Entries with figure data:
__________

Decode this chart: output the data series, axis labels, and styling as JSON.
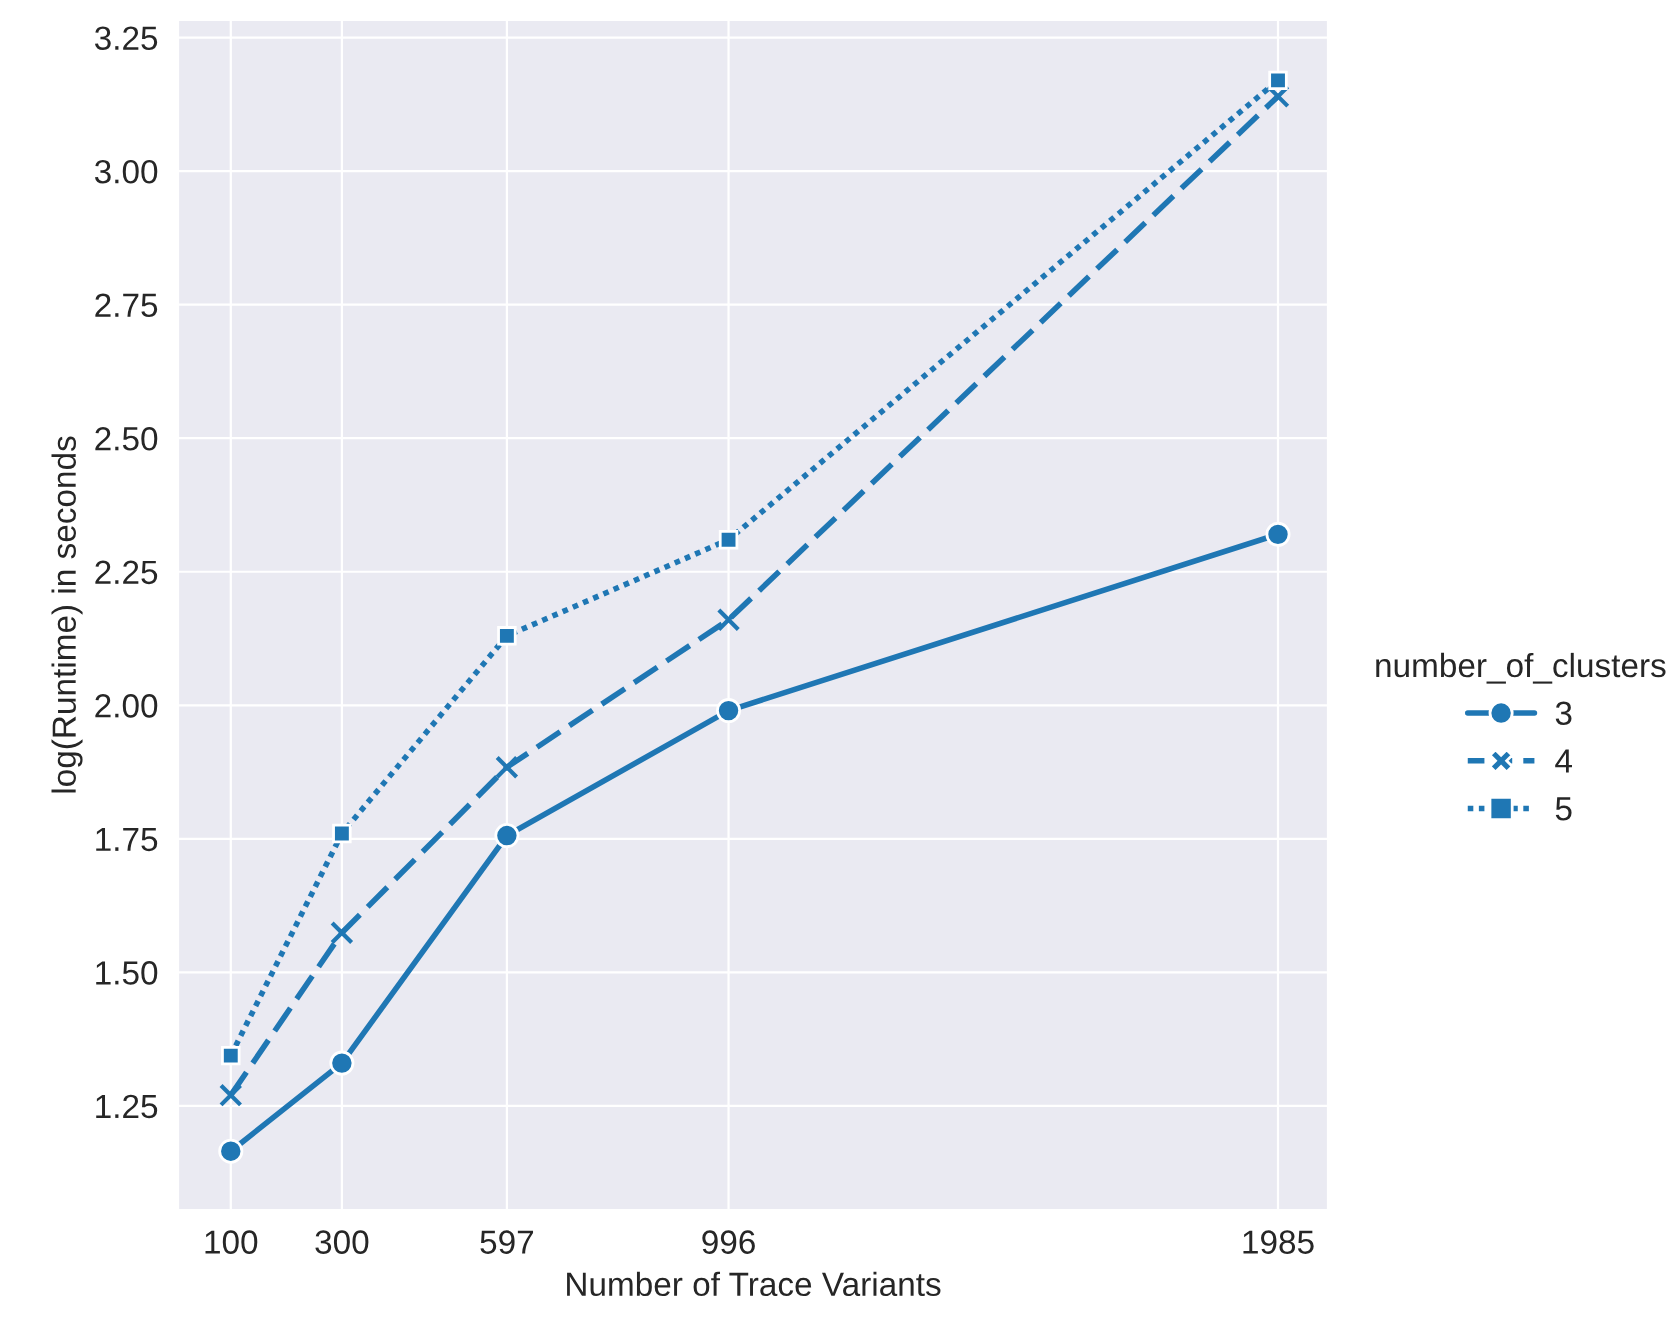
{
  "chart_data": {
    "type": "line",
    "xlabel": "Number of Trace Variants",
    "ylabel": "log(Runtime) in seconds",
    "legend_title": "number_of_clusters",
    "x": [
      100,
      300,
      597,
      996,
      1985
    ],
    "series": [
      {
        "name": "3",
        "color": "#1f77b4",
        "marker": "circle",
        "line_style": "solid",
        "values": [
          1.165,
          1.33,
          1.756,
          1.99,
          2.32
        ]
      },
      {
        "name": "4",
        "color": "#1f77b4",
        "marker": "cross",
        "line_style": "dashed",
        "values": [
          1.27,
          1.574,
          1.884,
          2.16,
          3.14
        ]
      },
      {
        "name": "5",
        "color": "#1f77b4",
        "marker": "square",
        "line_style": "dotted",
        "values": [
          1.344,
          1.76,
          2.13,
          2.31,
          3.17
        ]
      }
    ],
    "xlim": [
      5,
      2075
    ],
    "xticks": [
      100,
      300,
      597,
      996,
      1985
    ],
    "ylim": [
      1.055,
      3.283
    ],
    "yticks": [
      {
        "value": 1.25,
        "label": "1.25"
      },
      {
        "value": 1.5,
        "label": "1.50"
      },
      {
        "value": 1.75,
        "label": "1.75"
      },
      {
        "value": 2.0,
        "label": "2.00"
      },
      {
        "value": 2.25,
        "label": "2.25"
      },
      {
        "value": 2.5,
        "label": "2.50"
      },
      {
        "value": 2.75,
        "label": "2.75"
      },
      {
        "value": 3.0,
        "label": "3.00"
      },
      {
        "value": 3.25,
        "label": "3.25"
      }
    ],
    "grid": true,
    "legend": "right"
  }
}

__________

▶ What you have to do
From the listing above, copy all lines holding the word "marker".

▶ Answer to the task
        "marker": "circle",
        "marker": "cross",
        "marker": "square",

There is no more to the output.